Provided records
________________
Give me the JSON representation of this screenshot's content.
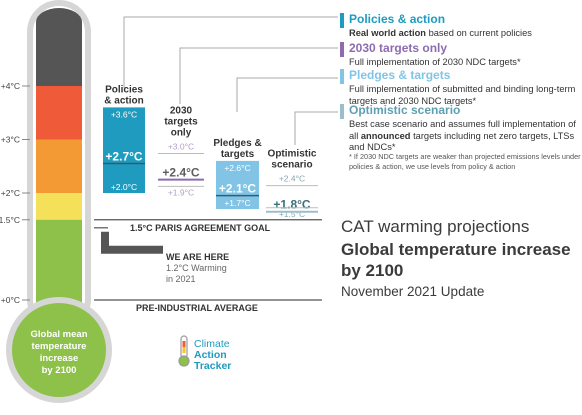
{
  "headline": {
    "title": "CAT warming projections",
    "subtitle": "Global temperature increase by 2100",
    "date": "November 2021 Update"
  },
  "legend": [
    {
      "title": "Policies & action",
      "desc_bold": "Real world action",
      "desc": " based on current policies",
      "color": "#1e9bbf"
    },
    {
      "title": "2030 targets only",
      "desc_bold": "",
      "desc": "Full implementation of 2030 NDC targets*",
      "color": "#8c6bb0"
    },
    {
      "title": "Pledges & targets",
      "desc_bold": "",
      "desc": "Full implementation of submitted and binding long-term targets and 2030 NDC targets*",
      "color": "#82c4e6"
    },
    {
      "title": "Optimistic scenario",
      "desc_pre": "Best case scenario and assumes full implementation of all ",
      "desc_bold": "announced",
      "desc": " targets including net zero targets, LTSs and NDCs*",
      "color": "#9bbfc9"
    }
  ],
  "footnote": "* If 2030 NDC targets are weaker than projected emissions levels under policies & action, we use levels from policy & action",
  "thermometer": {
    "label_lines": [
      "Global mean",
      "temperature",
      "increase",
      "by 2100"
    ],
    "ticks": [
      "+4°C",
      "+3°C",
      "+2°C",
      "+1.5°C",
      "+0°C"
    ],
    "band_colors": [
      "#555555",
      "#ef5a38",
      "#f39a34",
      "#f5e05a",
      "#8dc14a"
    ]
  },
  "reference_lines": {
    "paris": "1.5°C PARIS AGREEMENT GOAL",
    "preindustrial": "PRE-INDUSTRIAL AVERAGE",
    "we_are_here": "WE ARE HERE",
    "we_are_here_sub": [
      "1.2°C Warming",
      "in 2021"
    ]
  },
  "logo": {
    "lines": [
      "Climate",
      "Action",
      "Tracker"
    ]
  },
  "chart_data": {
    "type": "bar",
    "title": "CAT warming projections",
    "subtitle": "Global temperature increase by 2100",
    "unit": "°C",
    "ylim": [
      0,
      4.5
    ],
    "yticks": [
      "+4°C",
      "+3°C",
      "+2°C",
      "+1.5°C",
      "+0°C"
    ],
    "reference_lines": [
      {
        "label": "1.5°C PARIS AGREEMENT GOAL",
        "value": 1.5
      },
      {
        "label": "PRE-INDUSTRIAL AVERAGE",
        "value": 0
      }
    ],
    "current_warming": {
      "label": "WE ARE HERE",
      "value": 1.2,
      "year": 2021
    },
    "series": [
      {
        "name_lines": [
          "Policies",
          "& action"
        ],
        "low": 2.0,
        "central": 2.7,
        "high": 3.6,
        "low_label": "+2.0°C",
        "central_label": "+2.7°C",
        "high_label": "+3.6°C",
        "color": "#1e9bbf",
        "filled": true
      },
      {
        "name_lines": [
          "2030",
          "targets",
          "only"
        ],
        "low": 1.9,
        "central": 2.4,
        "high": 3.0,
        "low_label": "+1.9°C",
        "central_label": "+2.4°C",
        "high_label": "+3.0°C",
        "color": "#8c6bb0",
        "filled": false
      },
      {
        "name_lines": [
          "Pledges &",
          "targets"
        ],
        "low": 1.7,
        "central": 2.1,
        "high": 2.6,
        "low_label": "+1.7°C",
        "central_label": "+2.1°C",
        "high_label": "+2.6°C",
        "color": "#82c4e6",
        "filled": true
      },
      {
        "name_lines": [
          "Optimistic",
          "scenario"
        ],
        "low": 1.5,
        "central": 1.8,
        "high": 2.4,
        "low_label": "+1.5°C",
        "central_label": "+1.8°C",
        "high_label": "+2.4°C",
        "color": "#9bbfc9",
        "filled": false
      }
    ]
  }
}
________________
Stated task
Write out the listing above exactly as it stands, pictures excluded.

Written answer
Give me the JSON representation of this screenshot's content.
{
  "headline": {
    "title": "CAT warming projections",
    "subtitle": "Global temperature increase by 2100",
    "date": "November 2021 Update"
  },
  "legend": [
    {
      "title": "Policies & action",
      "desc_bold": "Real world action",
      "desc": " based on current policies",
      "color": "#1e9bbf"
    },
    {
      "title": "2030 targets only",
      "desc_bold": "",
      "desc": "Full implementation of 2030 NDC targets*",
      "color": "#8c6bb0"
    },
    {
      "title": "Pledges & targets",
      "desc_bold": "",
      "desc": "Full implementation of submitted and binding long-term targets and 2030 NDC targets*",
      "color": "#82c4e6"
    },
    {
      "title": "Optimistic scenario",
      "desc_pre": "Best case scenario and assumes full implementation of all ",
      "desc_bold": "announced",
      "desc": " targets including net zero targets, LTSs and NDCs*",
      "color": "#9bbfc9"
    }
  ],
  "footnote": "* If 2030 NDC targets are weaker than projected emissions levels under policies & action, we use levels from policy & action",
  "thermometer": {
    "label_lines": [
      "Global mean",
      "temperature",
      "increase",
      "by 2100"
    ],
    "ticks": [
      "+4°C",
      "+3°C",
      "+2°C",
      "+1.5°C",
      "+0°C"
    ],
    "band_colors": [
      "#555555",
      "#ef5a38",
      "#f39a34",
      "#f5e05a",
      "#8dc14a"
    ]
  },
  "reference_lines": {
    "paris": "1.5°C PARIS AGREEMENT GOAL",
    "preindustrial": "PRE-INDUSTRIAL AVERAGE",
    "we_are_here": "WE ARE HERE",
    "we_are_here_sub": [
      "1.2°C Warming",
      "in 2021"
    ]
  },
  "logo": {
    "lines": [
      "Climate",
      "Action",
      "Tracker"
    ]
  },
  "chart_data": {
    "type": "bar",
    "title": "CAT warming projections",
    "subtitle": "Global temperature increase by 2100",
    "unit": "°C",
    "ylim": [
      0,
      4.5
    ],
    "yticks": [
      "+4°C",
      "+3°C",
      "+2°C",
      "+1.5°C",
      "+0°C"
    ],
    "reference_lines": [
      {
        "label": "1.5°C PARIS AGREEMENT GOAL",
        "value": 1.5
      },
      {
        "label": "PRE-INDUSTRIAL AVERAGE",
        "value": 0
      }
    ],
    "current_warming": {
      "label": "WE ARE HERE",
      "value": 1.2,
      "year": 2021
    },
    "series": [
      {
        "name_lines": [
          "Policies",
          "& action"
        ],
        "low": 2.0,
        "central": 2.7,
        "high": 3.6,
        "low_label": "+2.0°C",
        "central_label": "+2.7°C",
        "high_label": "+3.6°C",
        "color": "#1e9bbf",
        "filled": true
      },
      {
        "name_lines": [
          "2030",
          "targets",
          "only"
        ],
        "low": 1.9,
        "central": 2.4,
        "high": 3.0,
        "low_label": "+1.9°C",
        "central_label": "+2.4°C",
        "high_label": "+3.0°C",
        "color": "#8c6bb0",
        "filled": false
      },
      {
        "name_lines": [
          "Pledges &",
          "targets"
        ],
        "low": 1.7,
        "central": 2.1,
        "high": 2.6,
        "low_label": "+1.7°C",
        "central_label": "+2.1°C",
        "high_label": "+2.6°C",
        "color": "#82c4e6",
        "filled": true
      },
      {
        "name_lines": [
          "Optimistic",
          "scenario"
        ],
        "low": 1.5,
        "central": 1.8,
        "high": 2.4,
        "low_label": "+1.5°C",
        "central_label": "+1.8°C",
        "high_label": "+2.4°C",
        "color": "#9bbfc9",
        "filled": false
      }
    ]
  }
}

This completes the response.